━━ ページ本文 ━━

50周年式典に参加していたJapan Friendship Tour参加プレイヤーたちとの集合写真

アルティメット誕生50周年式典 アジア人で唯一参加したレジェンドに迫る

「1968年」と聞いて、アルティメットの誕生を連想したあなたは、相当なフライングディスクオタク、あるいはアルティメットオタクに違いない。2018年は、1968年に誕生したアルティメットが生まれて50年。節目の年であった。

そんな今年、アルティメット誕生50周年を祝う式典が行われていたことをご存知だろうか。2018年10月18日〜21日、全米選手権が開催されたカリフォルニア州サンディエゴには、アルティメット界のレジェンドが集まった。その中に一人、皆様もきっとご存知の日本人が参加していた。日本フライングディスク協会で理事を務める本田雅一氏だ。今回の式典は世界中のディスク関係者が集ったわけではなく、アメリカのアルティメットを愛するレジェンドたちが企画したものだという。そのため、各国の協会関係者が参加できるものではない。ではなぜ、本田氏が式典に招かれたのだろうか。

━━━
━━ 提供資料 ━━

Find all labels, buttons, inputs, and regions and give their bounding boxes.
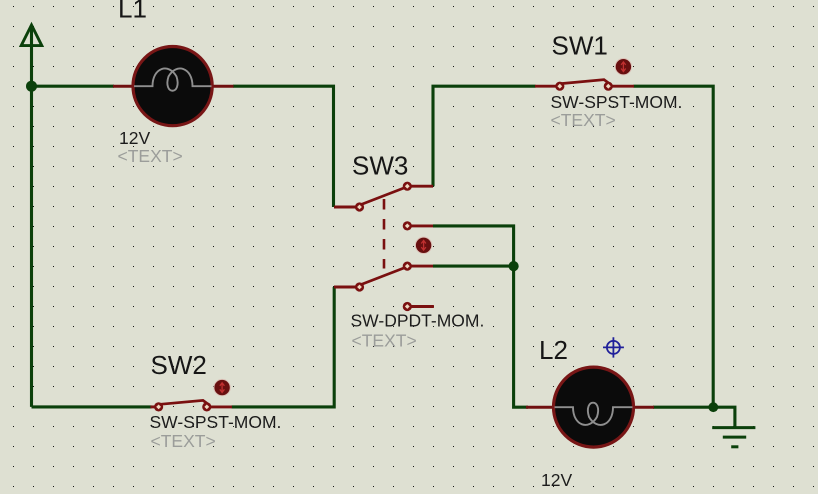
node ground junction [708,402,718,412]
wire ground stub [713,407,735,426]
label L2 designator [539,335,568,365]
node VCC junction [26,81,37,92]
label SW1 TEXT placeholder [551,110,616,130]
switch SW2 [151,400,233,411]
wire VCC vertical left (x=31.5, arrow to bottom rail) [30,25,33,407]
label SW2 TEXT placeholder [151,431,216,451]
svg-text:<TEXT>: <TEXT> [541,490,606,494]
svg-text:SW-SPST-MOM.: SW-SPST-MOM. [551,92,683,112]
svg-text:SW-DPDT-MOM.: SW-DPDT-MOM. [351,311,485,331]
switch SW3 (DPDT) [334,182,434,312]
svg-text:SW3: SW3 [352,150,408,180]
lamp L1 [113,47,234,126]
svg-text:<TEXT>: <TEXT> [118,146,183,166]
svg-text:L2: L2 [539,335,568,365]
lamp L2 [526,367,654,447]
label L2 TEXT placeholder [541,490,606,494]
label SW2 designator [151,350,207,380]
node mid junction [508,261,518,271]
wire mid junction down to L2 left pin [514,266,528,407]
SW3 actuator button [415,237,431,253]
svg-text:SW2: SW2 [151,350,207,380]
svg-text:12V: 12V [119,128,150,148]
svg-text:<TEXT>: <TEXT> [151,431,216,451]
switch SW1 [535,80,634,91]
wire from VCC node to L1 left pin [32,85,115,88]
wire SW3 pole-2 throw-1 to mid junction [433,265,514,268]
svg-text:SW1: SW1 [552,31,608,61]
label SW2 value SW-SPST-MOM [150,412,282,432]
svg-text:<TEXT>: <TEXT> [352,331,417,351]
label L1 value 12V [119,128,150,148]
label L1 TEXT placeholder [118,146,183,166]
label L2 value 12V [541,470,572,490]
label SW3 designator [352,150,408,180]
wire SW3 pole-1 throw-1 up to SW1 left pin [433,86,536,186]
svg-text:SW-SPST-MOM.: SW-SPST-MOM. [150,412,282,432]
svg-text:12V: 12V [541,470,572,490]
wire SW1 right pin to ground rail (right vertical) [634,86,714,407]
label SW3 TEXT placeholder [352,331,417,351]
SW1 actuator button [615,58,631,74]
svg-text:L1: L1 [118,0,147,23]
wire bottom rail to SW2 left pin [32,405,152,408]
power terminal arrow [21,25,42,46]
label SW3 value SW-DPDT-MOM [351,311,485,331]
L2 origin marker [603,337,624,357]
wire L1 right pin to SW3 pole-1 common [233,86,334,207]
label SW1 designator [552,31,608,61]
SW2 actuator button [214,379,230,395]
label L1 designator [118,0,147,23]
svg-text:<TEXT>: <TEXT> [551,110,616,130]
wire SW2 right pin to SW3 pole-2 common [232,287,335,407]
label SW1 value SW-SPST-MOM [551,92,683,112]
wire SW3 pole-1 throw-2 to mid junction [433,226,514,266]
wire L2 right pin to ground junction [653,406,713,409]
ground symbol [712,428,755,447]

━━━
━━ 提供資料 ━━

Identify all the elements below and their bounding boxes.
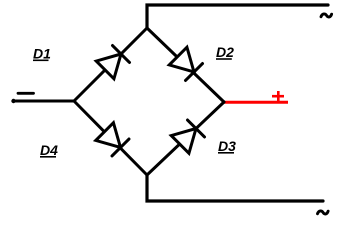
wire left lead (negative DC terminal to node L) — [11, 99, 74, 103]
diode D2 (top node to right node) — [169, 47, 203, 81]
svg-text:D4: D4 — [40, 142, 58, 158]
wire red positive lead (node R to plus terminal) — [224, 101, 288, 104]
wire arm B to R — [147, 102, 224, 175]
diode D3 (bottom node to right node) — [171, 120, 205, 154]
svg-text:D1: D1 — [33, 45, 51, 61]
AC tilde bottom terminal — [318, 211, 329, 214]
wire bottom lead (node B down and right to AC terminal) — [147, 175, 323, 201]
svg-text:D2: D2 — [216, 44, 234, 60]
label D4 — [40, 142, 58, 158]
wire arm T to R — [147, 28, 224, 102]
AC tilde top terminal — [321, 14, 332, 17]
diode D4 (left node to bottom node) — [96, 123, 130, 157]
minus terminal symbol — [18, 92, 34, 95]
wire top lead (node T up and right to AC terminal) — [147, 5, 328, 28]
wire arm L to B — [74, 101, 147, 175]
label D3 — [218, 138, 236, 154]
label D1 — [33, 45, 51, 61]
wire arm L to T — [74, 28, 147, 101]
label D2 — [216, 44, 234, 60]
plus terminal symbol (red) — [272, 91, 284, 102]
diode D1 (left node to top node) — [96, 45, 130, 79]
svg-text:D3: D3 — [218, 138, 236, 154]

━━━

作業指示:
#1 リストのうち「wire left lead」を含む行から「label D2 — [216, 44, 234, 60]」を含む行までを、「diode」を「rectifier diode」に改めて書き直してください。ほかの部分はそのままにしてください。
#2 アルティメット誕生50周年式典についての記事を、途切れたところから書き継いでください。

回答:
#1
wire left lead (negative DC terminal to node L) — [11, 99, 74, 103]
rectifier diode D2 (top node to right node) — [169, 47, 203, 81]
svg-text:D4: D4 — [40, 142, 58, 158]
wire red positive lead (node R to plus terminal) — [224, 101, 288, 104]
wire arm B to R — [147, 102, 224, 175]
rectifier diode D3 (bottom node to right node) — [171, 120, 205, 154]
svg-text:D1: D1 — [33, 45, 51, 61]
AC tilde bottom terminal — [318, 211, 329, 214]
wire bottom lead (node B down and right to AC terminal) — [147, 175, 323, 201]
svg-text:D2: D2 — [216, 44, 234, 60]
label D4 — [40, 142, 58, 158]
wire arm T to R — [147, 28, 224, 102]
AC tilde top terminal — [321, 14, 332, 17]
rectifier diode D4 (left node to bottom node) — [96, 123, 130, 157]
minus terminal symbol — [18, 92, 34, 95]
wire top lead (node T up and right to AC terminal) — [147, 5, 328, 28]
wire arm L to B — [74, 101, 147, 175]
label D3 — [218, 138, 236, 154]
label D1 — [33, 45, 51, 61]
wire arm L to T — [74, 28, 147, 101]
label D2 — [216, 44, 234, 60]

#2
今回は本田氏がアルティメット誕生50周年式典に参加するに至った経緯を、ぜひ皆様に知っていただきたく、本田氏に話を伺った。そこには、アルティメットやフライングディスクを愛する人ならぜひ知っておいてほしい物語が存在する。

 

レジェンドが集結し、ディスクを楽しむ アルティメット誕生50周年式典

アルティメット誕生50周年式典は、10月19日(金)の夜、サンディエゴ ヒルトンホテルにて2018USAアルティメット殿堂入り表彰式に合わせて開催された。アメリカで殿堂入りを果たしている約60名が招待されたほか、彼らの知人が招かれた。

「WFDF会長のロバート・ローチ氏が登壇してスピーチをしたり、アルティメットの歴史をまとめた映像を上映したりと、とても楽しい雰囲気だったよ」と本田氏は語る。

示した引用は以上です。